### DATASET
[Start]

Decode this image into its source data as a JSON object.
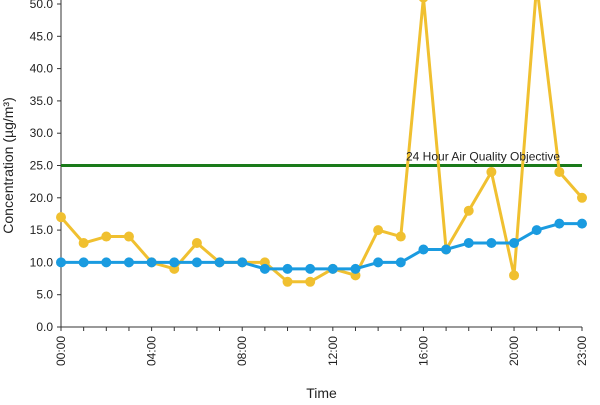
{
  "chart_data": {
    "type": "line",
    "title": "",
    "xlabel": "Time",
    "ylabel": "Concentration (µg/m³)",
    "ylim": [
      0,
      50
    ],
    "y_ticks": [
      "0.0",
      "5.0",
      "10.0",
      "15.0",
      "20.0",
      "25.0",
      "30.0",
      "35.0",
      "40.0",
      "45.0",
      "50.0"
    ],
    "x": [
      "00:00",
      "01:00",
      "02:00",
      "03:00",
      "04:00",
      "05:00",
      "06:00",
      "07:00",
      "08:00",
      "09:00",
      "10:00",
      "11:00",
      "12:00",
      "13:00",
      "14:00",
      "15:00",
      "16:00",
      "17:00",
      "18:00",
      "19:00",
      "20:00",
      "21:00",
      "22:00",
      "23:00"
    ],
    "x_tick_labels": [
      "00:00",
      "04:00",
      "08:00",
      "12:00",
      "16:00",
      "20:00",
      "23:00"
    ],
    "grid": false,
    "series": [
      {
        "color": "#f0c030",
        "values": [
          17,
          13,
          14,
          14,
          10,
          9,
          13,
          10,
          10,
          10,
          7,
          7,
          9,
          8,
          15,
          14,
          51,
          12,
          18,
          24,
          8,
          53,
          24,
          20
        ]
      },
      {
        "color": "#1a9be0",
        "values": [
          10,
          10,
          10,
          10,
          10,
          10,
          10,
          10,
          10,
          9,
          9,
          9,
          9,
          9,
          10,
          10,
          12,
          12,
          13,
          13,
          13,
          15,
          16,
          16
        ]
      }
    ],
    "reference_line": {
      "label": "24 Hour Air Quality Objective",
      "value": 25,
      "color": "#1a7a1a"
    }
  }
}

[End]
[Start]

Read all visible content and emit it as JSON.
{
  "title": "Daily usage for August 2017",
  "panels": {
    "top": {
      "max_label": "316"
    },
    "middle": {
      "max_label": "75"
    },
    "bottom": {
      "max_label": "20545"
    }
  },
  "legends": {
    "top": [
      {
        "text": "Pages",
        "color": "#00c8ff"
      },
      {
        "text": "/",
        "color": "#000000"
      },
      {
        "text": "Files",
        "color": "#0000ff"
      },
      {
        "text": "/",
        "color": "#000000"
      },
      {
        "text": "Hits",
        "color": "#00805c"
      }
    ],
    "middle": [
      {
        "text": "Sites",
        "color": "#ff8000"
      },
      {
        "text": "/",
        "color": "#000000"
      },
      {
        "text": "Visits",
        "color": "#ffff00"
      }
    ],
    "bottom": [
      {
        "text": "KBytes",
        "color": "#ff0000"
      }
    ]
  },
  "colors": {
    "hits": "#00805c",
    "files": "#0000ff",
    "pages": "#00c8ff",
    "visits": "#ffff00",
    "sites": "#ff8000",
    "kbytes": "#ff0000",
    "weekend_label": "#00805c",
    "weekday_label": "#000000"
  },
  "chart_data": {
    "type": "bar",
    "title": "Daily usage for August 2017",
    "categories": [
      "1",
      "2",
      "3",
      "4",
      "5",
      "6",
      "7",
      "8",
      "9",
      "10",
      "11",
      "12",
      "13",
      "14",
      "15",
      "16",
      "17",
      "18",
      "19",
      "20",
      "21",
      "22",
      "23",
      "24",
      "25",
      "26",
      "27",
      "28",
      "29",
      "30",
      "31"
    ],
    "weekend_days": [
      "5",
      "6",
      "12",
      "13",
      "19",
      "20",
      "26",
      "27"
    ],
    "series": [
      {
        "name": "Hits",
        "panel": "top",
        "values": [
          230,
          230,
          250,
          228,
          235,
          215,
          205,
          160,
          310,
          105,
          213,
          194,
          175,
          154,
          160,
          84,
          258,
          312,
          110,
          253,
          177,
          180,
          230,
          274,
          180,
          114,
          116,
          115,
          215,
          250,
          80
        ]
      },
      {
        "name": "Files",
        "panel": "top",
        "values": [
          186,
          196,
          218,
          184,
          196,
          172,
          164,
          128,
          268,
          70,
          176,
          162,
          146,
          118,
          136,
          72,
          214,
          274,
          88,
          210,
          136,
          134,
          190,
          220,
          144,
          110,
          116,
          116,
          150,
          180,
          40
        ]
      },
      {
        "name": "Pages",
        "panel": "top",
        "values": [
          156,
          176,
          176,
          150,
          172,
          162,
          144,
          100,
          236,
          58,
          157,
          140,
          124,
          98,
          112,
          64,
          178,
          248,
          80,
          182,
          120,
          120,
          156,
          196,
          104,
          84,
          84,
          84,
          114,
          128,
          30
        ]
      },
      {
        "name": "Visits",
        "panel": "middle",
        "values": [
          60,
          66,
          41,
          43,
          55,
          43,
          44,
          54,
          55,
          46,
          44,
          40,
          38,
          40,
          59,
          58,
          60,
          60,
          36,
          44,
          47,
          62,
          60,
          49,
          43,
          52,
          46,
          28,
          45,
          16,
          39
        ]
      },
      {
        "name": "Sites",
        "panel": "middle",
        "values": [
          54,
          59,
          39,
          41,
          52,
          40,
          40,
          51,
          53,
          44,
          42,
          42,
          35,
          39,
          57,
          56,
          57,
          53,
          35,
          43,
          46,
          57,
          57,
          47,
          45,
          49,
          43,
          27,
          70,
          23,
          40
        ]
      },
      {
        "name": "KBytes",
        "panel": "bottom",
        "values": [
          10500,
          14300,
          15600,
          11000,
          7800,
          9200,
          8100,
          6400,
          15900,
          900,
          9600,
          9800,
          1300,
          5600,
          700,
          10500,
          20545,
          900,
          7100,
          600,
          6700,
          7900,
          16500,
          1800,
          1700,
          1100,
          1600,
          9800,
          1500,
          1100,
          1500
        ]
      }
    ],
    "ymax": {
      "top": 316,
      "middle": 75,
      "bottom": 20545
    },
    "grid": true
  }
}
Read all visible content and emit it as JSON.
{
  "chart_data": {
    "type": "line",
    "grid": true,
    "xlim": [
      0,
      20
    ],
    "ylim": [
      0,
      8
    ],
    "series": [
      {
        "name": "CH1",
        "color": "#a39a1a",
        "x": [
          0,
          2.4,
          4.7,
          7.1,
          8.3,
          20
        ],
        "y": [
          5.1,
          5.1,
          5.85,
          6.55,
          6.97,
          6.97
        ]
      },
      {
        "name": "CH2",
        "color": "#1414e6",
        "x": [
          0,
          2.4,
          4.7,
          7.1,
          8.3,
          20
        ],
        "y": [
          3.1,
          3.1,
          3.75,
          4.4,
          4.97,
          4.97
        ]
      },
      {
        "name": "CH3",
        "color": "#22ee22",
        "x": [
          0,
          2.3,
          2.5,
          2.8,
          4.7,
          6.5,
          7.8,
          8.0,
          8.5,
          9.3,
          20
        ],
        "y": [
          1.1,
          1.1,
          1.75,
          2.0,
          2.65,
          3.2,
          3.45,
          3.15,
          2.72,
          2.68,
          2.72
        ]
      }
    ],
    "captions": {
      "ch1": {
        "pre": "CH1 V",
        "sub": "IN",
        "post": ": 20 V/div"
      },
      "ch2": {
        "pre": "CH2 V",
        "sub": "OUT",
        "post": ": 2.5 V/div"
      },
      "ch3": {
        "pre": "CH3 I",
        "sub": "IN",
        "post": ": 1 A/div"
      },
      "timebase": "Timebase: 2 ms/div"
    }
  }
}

[End]

Scan the material and collect every line that contains "text".

        "text": "Pages",
        "text": "/",
        "text": "Files",
        "text": "/",
        "text": "Hits",
        "text": "Sites",
        "text": "/",
        "text": "Visits",
        "text": "KBytes",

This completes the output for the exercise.